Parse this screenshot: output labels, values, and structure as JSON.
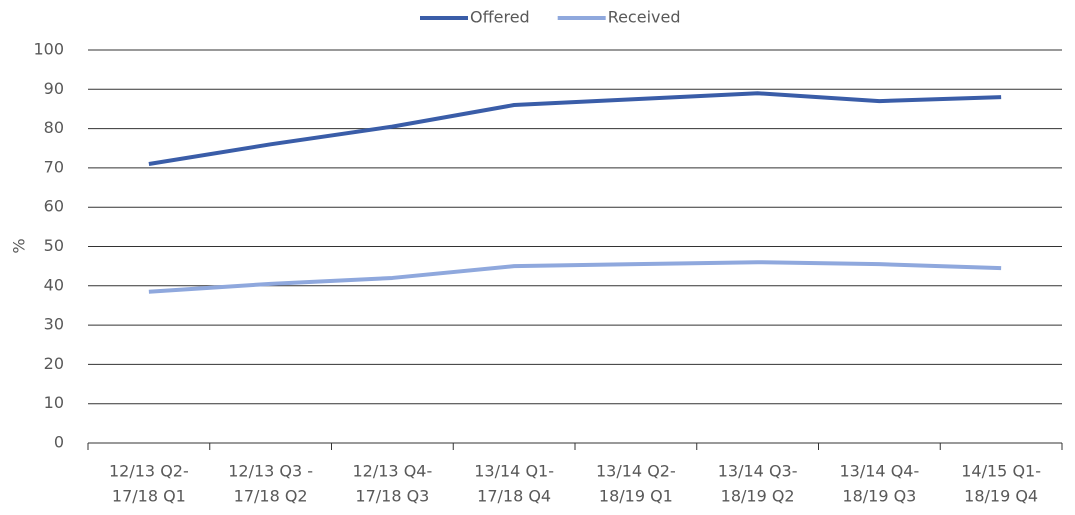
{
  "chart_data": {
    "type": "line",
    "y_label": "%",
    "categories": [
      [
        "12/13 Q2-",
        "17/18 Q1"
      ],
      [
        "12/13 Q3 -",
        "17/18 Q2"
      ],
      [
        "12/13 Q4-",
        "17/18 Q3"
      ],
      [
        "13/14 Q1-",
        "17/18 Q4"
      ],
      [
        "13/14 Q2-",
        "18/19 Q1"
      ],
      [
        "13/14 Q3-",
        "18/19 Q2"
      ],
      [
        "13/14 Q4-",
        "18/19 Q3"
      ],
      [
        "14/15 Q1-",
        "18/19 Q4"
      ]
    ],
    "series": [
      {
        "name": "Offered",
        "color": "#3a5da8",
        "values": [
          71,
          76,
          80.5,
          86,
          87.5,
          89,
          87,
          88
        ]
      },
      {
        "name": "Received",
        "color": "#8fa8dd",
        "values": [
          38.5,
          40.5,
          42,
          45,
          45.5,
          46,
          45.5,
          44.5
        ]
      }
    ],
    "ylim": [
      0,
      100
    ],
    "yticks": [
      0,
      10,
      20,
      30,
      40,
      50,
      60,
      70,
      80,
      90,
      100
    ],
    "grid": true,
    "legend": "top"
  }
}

[Task brief] Leave out the pictures and retype every line above exactly.

[The output]
Parse this screenshot: output labels, values, and structure as JSON.
{
  "chart_data": {
    "type": "line",
    "y_label": "%",
    "categories": [
      [
        "12/13 Q2-",
        "17/18 Q1"
      ],
      [
        "12/13 Q3 -",
        "17/18 Q2"
      ],
      [
        "12/13 Q4-",
        "17/18 Q3"
      ],
      [
        "13/14 Q1-",
        "17/18 Q4"
      ],
      [
        "13/14 Q2-",
        "18/19 Q1"
      ],
      [
        "13/14 Q3-",
        "18/19 Q2"
      ],
      [
        "13/14 Q4-",
        "18/19 Q3"
      ],
      [
        "14/15 Q1-",
        "18/19 Q4"
      ]
    ],
    "series": [
      {
        "name": "Offered",
        "color": "#3a5da8",
        "values": [
          71,
          76,
          80.5,
          86,
          87.5,
          89,
          87,
          88
        ]
      },
      {
        "name": "Received",
        "color": "#8fa8dd",
        "values": [
          38.5,
          40.5,
          42,
          45,
          45.5,
          46,
          45.5,
          44.5
        ]
      }
    ],
    "ylim": [
      0,
      100
    ],
    "yticks": [
      0,
      10,
      20,
      30,
      40,
      50,
      60,
      70,
      80,
      90,
      100
    ],
    "grid": true,
    "legend": "top"
  }
}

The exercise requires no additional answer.